Source extract:
[BEGIN]

I was doing some research on visa renewal information and came across a post on another forum where the person said; 

*“If you got your initial FM3 in the US or Canada, by the way, your renewal date is the date you actually entered Mexico at the border and had your visa first stamped. It is not the date you picked up your new FM3 at the consulate in the US where you got it.”*

Does anyone know if this is true? I received my visa in the U.S. on December 10th and it was stamped on February 13th which one would be my renewal date?


----------



## RVGRINGO (May 16, 2007)

"Fecha de Vencimiento" is the date you are looking for, and it is posted in your booklet. That is the expiration date and you should apply for renewal 30 days prior to that date.

When you entered Mexico, you should have been stamped 'in' on the 'Entradas' page. Upon arrival at your destination, you had 30 days to register you FM3 with INM and establish your address in Mexico.


----------



## Silence820 (Nov 5, 2009)

*Update;*

Went to INM today, they told me that the visa is valid for 1 year from the date a person arrives into the country, not from the date the visa was issued. I hope this helps anyone else that may have a similar problem.


----------



## RVGRINGO (May 16, 2007)

Silence,
That applies only to your visa and the circumstances under which it was issued, which are now obsolete for newly issued visas. Yours is an unusual case and should not be an example for others. The vast majority of visas are issued in Mexico.

The 'no inmigrante' and 'inmigrante' visas are now issued only in Mexico. As soon as the old FM3/2 booklets are renewed, you will be issued a plastic 'credencial', which will have the expiration date printed on the back.


----------

[END]

Labeled box items:
[BEGIN]

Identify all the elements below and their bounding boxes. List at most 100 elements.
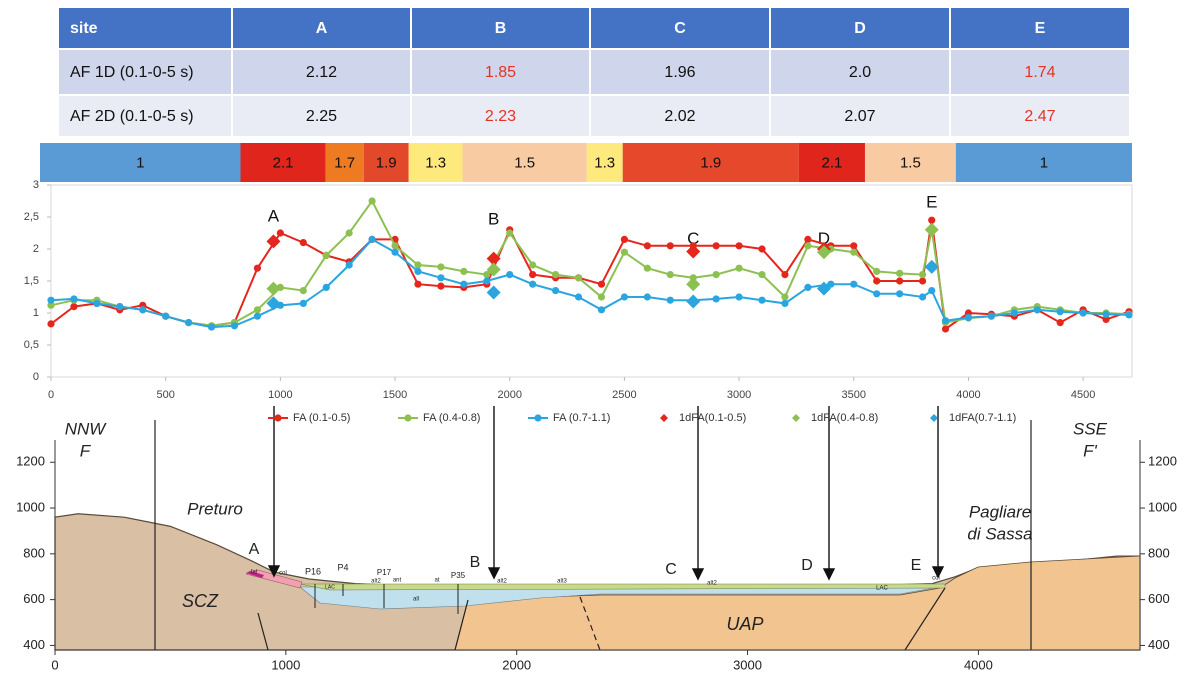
point <box>919 271 926 278</box>
point <box>919 293 926 300</box>
point <box>47 320 54 327</box>
band-label: 1.5 <box>900 154 921 171</box>
point <box>529 271 536 278</box>
point <box>93 300 100 307</box>
point <box>70 295 77 302</box>
series-line <box>51 201 1129 326</box>
point <box>758 271 765 278</box>
point <box>277 229 284 236</box>
cell-text: 2.0 <box>849 64 871 81</box>
section-label: D <box>801 557 813 574</box>
section-label: alt2 <box>371 579 381 585</box>
section-label: SSE <box>1073 419 1108 438</box>
band-label: 1.9 <box>700 154 721 171</box>
point <box>804 236 811 243</box>
point <box>621 236 628 243</box>
point <box>735 265 742 272</box>
arrow-head <box>693 569 703 579</box>
section-label: LAC <box>876 586 888 592</box>
point <box>1080 309 1087 316</box>
point <box>713 242 720 249</box>
band-label: 2.1 <box>821 154 842 171</box>
point <box>758 245 765 252</box>
point <box>300 287 307 294</box>
legend-swatch <box>792 414 800 422</box>
x-tick-label: 1000 <box>271 657 300 672</box>
point <box>850 242 857 249</box>
point <box>804 284 811 291</box>
point <box>208 323 215 330</box>
cell-text: 2.02 <box>664 108 695 125</box>
point <box>667 297 674 304</box>
cell-text: 2.47 <box>1024 108 1055 125</box>
point <box>988 313 995 320</box>
point <box>116 303 123 310</box>
section-label: all <box>413 597 419 603</box>
section-label: fal <box>251 570 257 576</box>
legend-swatch <box>534 414 541 421</box>
header-text: A <box>316 20 328 37</box>
y-tick-label: 2 <box>33 243 39 255</box>
x-tick-label: 4500 <box>1071 389 1095 401</box>
section-label: LAC <box>325 584 335 590</box>
x-tick-label: 1500 <box>383 389 407 401</box>
section-label: C <box>665 561 677 578</box>
band-label: 1 <box>136 154 144 171</box>
point <box>529 261 536 268</box>
point <box>735 242 742 249</box>
section-label: P35 <box>451 571 466 580</box>
point <box>644 242 651 249</box>
y-tick-label: 2,5 <box>24 211 39 223</box>
legend-label: FA (0.7-1.1) <box>553 412 610 424</box>
point <box>162 313 169 320</box>
header-text: D <box>854 20 866 37</box>
point <box>667 242 674 249</box>
point <box>919 277 926 284</box>
legend-label: FA (0.4-0.8) <box>423 412 480 424</box>
point <box>896 277 903 284</box>
point <box>346 261 353 268</box>
header-text: E <box>1035 20 1046 37</box>
point <box>965 314 972 321</box>
y-tick-label: 3 <box>33 179 39 191</box>
x-tick-label: 0 <box>48 389 54 401</box>
section-label: Preturo <box>187 499 243 518</box>
y-tick-label: 1 <box>33 307 39 319</box>
point <box>598 293 605 300</box>
x-tick-label: 3000 <box>727 389 751 401</box>
point <box>1125 311 1132 318</box>
section-label: ant <box>393 578 402 584</box>
point <box>575 293 582 300</box>
point <box>928 287 935 294</box>
point <box>369 197 376 204</box>
point <box>414 261 421 268</box>
point <box>873 290 880 297</box>
point <box>529 281 536 288</box>
diamond-point <box>686 277 700 291</box>
y-tick-label: 800 <box>1148 545 1170 560</box>
point <box>437 283 444 290</box>
cell-text: 2.12 <box>306 64 337 81</box>
point <box>1011 309 1018 316</box>
y-tick-label: 1200 <box>1148 454 1177 469</box>
point <box>483 277 490 284</box>
cell-text: 2.23 <box>485 108 516 125</box>
legend-label: 1dFA(0.1-0.5) <box>679 412 746 424</box>
point <box>254 265 261 272</box>
section-label: A <box>249 541 260 558</box>
band-label: 1.3 <box>594 154 615 171</box>
y-tick-label: 600 <box>1148 591 1170 606</box>
point <box>621 249 628 256</box>
diamond-point <box>487 286 501 300</box>
section-label: col <box>932 576 940 582</box>
section-label: F' <box>1083 441 1097 460</box>
point <box>139 306 146 313</box>
header-text: B <box>495 20 507 37</box>
band-label: 1.3 <box>425 154 446 171</box>
section-label: alt2 <box>497 579 507 585</box>
arrow-head <box>489 568 499 578</box>
site-arrows <box>269 406 943 579</box>
point <box>781 271 788 278</box>
point <box>506 271 513 278</box>
x-tick-label: 2500 <box>612 389 636 401</box>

[END]

Problem details: What does the visa renewal thread say starting at "When you entered" and ending at "a similar problem.", with "INM" switched to "the immigration office" each time it appears?

The solution:
When you entered Mexico, you should have been stamped 'in' on the 'Entradas' page. Upon arrival at your destination, you had 30 days to register you FM3 with the immigration office and establish your address in Mexico.


----------



## Silence820 (Nov 5, 2009)

*Update;*

Went to the immigration office today, they told me that the visa is valid for 1 year from the date a person arrives into the country, not from the date the visa was issued. I hope this helps anyone else that may have a similar problem.